## STATED GOAL
Can you write out all of the material below, word for word?

## RECORDS
######

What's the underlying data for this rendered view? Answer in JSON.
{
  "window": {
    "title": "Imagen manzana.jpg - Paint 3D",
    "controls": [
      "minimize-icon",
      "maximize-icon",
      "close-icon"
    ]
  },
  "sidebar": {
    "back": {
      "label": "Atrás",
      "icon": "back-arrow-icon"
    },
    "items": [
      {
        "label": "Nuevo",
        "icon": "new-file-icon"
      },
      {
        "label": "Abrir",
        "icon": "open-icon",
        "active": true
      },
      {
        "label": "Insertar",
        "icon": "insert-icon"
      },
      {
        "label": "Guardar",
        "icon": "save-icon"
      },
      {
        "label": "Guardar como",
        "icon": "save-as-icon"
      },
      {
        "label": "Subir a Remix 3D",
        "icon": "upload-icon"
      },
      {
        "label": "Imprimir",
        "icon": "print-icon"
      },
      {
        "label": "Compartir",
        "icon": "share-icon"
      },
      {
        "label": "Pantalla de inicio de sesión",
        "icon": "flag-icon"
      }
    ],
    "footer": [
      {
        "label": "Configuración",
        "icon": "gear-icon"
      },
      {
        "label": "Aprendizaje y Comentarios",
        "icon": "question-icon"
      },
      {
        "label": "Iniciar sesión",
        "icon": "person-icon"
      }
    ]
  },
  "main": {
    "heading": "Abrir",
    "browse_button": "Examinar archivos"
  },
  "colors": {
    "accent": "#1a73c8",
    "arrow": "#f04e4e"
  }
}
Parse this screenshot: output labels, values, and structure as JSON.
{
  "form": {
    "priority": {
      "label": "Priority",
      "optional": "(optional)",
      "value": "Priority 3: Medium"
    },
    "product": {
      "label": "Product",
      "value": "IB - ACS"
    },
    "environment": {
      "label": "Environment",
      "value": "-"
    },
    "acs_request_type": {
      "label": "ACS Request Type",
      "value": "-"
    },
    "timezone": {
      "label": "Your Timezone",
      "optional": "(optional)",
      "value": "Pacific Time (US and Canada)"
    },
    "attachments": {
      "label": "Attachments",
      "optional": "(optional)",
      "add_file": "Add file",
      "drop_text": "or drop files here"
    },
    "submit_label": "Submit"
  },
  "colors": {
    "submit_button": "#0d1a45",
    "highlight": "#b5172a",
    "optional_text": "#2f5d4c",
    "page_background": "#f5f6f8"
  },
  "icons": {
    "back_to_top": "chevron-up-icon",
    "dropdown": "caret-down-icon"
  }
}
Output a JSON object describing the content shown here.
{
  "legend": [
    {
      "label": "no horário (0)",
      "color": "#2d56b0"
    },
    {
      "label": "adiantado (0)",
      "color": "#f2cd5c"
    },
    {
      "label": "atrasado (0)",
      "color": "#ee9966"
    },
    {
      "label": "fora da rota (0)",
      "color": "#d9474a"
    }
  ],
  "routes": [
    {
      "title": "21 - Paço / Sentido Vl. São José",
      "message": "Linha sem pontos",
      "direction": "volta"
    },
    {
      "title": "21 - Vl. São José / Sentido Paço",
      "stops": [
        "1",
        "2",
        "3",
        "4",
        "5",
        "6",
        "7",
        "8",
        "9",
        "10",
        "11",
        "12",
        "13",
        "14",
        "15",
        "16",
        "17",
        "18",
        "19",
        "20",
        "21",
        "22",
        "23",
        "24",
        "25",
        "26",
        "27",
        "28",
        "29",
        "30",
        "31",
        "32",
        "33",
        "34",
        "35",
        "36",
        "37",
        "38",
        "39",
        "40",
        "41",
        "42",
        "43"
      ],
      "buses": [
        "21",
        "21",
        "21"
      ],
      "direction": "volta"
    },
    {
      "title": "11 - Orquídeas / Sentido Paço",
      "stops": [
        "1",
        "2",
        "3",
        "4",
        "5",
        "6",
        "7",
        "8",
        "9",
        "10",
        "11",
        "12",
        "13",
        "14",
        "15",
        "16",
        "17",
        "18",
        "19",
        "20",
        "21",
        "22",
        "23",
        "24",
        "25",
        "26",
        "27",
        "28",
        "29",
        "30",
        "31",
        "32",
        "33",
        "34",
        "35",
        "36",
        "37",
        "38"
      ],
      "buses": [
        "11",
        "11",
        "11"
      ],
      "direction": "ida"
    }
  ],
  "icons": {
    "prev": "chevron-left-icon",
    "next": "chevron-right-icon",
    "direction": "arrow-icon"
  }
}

######

## TASK RESULT
What's the underlying data for this rendered view? Answer in JSON.
{
  "window": {
    "title": "Imagen manzana.jpg - Paint 3D",
    "controls": [
      "minimize-icon",
      "maximize-icon",
      "close-icon"
    ]
  },
  "sidebar": {
    "back": {
      "label": "Atrás",
      "icon": "back-arrow-icon"
    },
    "items": [
      {
        "label": "Nuevo",
        "icon": "new-file-icon"
      },
      {
        "label": "Abrir",
        "icon": "open-icon",
        "active": true
      },
      {
        "label": "Insertar",
        "icon": "insert-icon"
      },
      {
        "label": "Guardar",
        "icon": "save-icon"
      },
      {
        "label": "Guardar como",
        "icon": "save-as-icon"
      },
      {
        "label": "Subir a Remix 3D",
        "icon": "upload-icon"
      },
      {
        "label": "Imprimir",
        "icon": "print-icon"
      },
      {
        "label": "Compartir",
        "icon": "share-icon"
      },
      {
        "label": "Pantalla de inicio de sesión",
        "icon": "flag-icon"
      }
    ],
    "footer": [
      {
        "label": "Configuración",
        "icon": "gear-icon"
      },
      {
        "label": "Aprendizaje y Comentarios",
        "icon": "question-icon"
      },
      {
        "label": "Iniciar sesión",
        "icon": "person-icon"
      }
    ]
  },
  "main": {
    "heading": "Abrir",
    "browse_button": "Examinar archivos"
  },
  "colors": {
    "accent": "#1a73c8",
    "arrow": "#f04e4e"
  }
}
Parse this screenshot: output labels, values, and structure as JSON.
{
  "form": {
    "priority": {
      "label": "Priority",
      "optional": "(optional)",
      "value": "Priority 3: Medium"
    },
    "product": {
      "label": "Product",
      "value": "IB - ACS"
    },
    "environment": {
      "label": "Environment",
      "value": "-"
    },
    "acs_request_type": {
      "label": "ACS Request Type",
      "value": "-"
    },
    "timezone": {
      "label": "Your Timezone",
      "optional": "(optional)",
      "value": "Pacific Time (US and Canada)"
    },
    "attachments": {
      "label": "Attachments",
      "optional": "(optional)",
      "add_file": "Add file",
      "drop_text": "or drop files here"
    },
    "submit_label": "Submit"
  },
  "colors": {
    "submit_button": "#0d1a45",
    "highlight": "#b5172a",
    "optional_text": "#2f5d4c",
    "page_background": "#f5f6f8"
  },
  "icons": {
    "back_to_top": "chevron-up-icon",
    "dropdown": "caret-down-icon"
  }
}
Output a JSON object describing the content shown here.
{
  "legend": [
    {
      "label": "no horário (0)",
      "color": "#2d56b0"
    },
    {
      "label": "adiantado (0)",
      "color": "#f2cd5c"
    },
    {
      "label": "atrasado (0)",
      "color": "#ee9966"
    },
    {
      "label": "fora da rota (0)",
      "color": "#d9474a"
    }
  ],
  "routes": [
    {
      "title": "21 - Paço / Sentido Vl. São José",
      "message": "Linha sem pontos",
      "direction": "volta"
    },
    {
      "title": "21 - Vl. São José / Sentido Paço",
      "stops": [
        "1",
        "2",
        "3",
        "4",
        "5",
        "6",
        "7",
        "8",
        "9",
        "10",
        "11",
        "12",
        "13",
        "14",
        "15",
        "16",
        "17",
        "18",
        "19",
        "20",
        "21",
        "22",
        "23",
        "24",
        "25",
        "26",
        "27",
        "28",
        "29",
        "30",
        "31",
        "32",
        "33",
        "34",
        "35",
        "36",
        "37",
        "38",
        "39",
        "40",
        "41",
        "42",
        "43"
      ],
      "buses": [
        "21",
        "21",
        "21"
      ],
      "direction": "volta"
    },
    {
      "title": "11 - Orquídeas / Sentido Paço",
      "stops": [
        "1",
        "2",
        "3",
        "4",
        "5",
        "6",
        "7",
        "8",
        "9",
        "10",
        "11",
        "12",
        "13",
        "14",
        "15",
        "16",
        "17",
        "18",
        "19",
        "20",
        "21",
        "22",
        "23",
        "24",
        "25",
        "26",
        "27",
        "28",
        "29",
        "30",
        "31",
        "32",
        "33",
        "34",
        "35",
        "36",
        "37",
        "38"
      ],
      "buses": [
        "11",
        "11",
        "11"
      ],
      "direction": "ida"
    }
  ],
  "icons": {
    "prev": "chevron-left-icon",
    "next": "chevron-right-icon",
    "direction": "arrow-icon"
  }
}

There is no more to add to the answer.